WHAT IS NEEDED:
Select lines where the word "ἔχει" appears.

Stored records:

·····

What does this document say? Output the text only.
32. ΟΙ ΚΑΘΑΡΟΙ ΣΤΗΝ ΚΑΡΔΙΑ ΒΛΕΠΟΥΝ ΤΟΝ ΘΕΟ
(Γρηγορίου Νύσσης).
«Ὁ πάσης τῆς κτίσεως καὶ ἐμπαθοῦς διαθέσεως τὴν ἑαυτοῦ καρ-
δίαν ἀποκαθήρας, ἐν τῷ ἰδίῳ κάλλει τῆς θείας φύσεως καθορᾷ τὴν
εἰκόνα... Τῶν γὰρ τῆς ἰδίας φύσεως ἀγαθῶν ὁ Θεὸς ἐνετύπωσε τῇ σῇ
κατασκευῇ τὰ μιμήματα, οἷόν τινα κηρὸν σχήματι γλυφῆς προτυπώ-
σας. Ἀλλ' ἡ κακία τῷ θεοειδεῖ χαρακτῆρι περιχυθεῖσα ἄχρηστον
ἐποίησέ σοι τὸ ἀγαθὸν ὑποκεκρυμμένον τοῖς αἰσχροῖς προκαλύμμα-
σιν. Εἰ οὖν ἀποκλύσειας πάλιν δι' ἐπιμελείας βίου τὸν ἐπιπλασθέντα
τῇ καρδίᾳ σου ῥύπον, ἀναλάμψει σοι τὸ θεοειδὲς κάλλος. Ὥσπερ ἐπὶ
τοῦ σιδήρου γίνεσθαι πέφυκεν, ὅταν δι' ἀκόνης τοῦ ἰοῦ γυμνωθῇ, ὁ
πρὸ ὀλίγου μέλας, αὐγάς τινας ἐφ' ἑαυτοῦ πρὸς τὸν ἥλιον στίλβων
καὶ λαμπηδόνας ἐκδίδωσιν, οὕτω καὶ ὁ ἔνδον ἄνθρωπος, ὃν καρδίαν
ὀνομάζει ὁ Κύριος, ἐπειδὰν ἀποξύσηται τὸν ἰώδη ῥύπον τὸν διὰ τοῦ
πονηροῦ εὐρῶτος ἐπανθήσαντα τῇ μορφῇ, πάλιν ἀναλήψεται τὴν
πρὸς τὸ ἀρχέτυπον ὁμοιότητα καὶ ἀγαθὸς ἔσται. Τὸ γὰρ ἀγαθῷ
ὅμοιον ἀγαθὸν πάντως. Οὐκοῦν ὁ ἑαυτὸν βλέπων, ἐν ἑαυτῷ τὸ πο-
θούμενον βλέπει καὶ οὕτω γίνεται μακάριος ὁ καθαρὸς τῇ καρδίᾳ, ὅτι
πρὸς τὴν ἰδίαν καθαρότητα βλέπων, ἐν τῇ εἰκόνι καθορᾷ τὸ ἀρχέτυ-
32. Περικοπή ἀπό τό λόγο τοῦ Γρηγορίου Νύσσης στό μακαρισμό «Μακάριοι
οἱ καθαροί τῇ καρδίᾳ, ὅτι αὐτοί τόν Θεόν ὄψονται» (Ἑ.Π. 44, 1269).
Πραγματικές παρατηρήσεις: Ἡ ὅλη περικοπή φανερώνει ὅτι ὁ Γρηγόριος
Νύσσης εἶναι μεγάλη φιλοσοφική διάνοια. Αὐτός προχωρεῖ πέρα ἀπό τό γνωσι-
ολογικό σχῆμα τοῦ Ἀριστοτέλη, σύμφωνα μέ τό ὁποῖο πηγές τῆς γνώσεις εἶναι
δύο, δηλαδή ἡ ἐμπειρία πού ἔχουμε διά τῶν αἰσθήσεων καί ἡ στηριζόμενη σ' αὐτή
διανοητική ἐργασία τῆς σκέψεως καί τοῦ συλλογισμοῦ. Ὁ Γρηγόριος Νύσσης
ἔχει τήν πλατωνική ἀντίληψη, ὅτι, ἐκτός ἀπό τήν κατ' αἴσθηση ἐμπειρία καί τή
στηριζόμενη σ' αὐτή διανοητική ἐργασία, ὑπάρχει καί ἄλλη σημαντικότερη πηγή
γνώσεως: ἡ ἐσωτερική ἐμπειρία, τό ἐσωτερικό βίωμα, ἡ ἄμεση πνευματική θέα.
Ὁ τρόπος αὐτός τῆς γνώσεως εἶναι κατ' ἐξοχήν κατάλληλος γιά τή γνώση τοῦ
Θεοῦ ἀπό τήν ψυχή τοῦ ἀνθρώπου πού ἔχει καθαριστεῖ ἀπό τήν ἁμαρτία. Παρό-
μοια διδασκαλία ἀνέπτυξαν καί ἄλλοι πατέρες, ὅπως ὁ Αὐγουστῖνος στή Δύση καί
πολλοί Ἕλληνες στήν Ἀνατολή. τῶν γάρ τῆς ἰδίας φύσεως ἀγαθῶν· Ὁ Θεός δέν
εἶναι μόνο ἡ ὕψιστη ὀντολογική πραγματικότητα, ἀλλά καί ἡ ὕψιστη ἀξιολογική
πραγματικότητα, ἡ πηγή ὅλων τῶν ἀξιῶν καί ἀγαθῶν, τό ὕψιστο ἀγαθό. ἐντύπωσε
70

·····

WORKED SOLUTION:
ἔχει τήν πλατωνική ἀντίληψη, ὅτι, ἐκτός ἀπό τήν κατ' αἴσθηση ἐμπειρία καί τή
Θεοῦ ἀπό τήν ψυχή τοῦ ἀνθρώπου πού ἔχει καθαριστεῖ ἀπό τήν ἁμαρτία. Παρό-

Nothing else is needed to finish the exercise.